» **DATA EXCERPTS**:
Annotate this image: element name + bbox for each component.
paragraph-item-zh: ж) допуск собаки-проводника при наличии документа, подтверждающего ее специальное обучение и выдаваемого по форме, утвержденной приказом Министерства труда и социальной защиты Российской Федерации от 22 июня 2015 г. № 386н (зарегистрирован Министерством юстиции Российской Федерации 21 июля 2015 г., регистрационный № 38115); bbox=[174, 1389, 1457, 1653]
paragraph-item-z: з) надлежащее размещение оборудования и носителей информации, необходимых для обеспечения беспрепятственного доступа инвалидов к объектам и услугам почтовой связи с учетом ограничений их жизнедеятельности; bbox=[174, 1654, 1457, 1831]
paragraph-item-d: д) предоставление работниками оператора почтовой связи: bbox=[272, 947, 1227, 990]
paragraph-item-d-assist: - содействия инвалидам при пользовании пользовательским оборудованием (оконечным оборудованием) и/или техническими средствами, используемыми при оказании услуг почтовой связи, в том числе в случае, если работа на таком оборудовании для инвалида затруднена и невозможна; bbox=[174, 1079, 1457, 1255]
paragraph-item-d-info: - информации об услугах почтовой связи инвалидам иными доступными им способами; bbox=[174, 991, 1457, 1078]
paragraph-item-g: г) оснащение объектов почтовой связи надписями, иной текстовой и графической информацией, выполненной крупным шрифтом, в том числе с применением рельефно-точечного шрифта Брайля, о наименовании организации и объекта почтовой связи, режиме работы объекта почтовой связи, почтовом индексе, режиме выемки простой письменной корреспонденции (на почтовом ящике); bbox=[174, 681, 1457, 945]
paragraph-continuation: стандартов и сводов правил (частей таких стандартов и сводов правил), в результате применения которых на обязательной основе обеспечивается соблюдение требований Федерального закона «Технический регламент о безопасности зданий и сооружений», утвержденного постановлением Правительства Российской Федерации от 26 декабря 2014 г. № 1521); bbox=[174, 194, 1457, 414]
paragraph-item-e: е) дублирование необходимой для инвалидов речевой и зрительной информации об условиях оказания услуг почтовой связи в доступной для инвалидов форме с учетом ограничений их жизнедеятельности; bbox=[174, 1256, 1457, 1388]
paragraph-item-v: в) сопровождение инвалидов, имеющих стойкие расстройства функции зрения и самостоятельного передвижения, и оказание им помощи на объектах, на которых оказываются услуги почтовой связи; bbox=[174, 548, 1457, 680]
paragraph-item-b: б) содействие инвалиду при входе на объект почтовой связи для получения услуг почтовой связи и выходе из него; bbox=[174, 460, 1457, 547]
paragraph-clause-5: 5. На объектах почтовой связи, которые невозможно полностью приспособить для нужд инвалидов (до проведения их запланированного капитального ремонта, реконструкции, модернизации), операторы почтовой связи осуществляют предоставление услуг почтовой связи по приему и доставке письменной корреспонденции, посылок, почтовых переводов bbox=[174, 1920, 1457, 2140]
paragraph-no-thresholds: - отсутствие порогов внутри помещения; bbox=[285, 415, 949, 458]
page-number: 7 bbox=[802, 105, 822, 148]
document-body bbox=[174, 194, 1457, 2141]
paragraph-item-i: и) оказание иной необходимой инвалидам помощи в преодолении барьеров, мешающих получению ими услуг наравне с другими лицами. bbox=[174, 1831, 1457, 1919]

» **GIVEN REQUEST**:
Extract the data verbatim, from its very start down through the line containing "paragraph-item-d-assist: - содействия", with both ends included.

» **EXERCISE OUTPUT**:
Annotate this image: element name + bbox for each component.
paragraph-item-zh: ж) допуск собаки-проводника при наличии документа, подтверждающего ее специальное обучение и выдаваемого по форме, утвержденной приказом Министерства труда и социальной защиты Российской Федерации от 22 июня 2015 г. № 386н (зарегистрирован Министерством юстиции Российской Федерации 21 июля 2015 г., регистрационный № 38115); bbox=[174, 1389, 1457, 1653]
paragraph-item-z: з) надлежащее размещение оборудования и носителей информации, необходимых для обеспечения беспрепятственного доступа инвалидов к объектам и услугам почтовой связи с учетом ограничений их жизнедеятельности; bbox=[174, 1654, 1457, 1831]
paragraph-item-d: д) предоставление работниками оператора почтовой связи: bbox=[272, 947, 1227, 990]
paragraph-item-d-assist: - содействия инвалидам при пользовании пользовательским оборудованием (оконечным оборудованием) и/или техническими средствами, используемыми при оказании услуг почтовой связи, в том числе в случае, если работа на таком оборудовании для инвалида затруднена и невозможна; bbox=[174, 1079, 1457, 1255]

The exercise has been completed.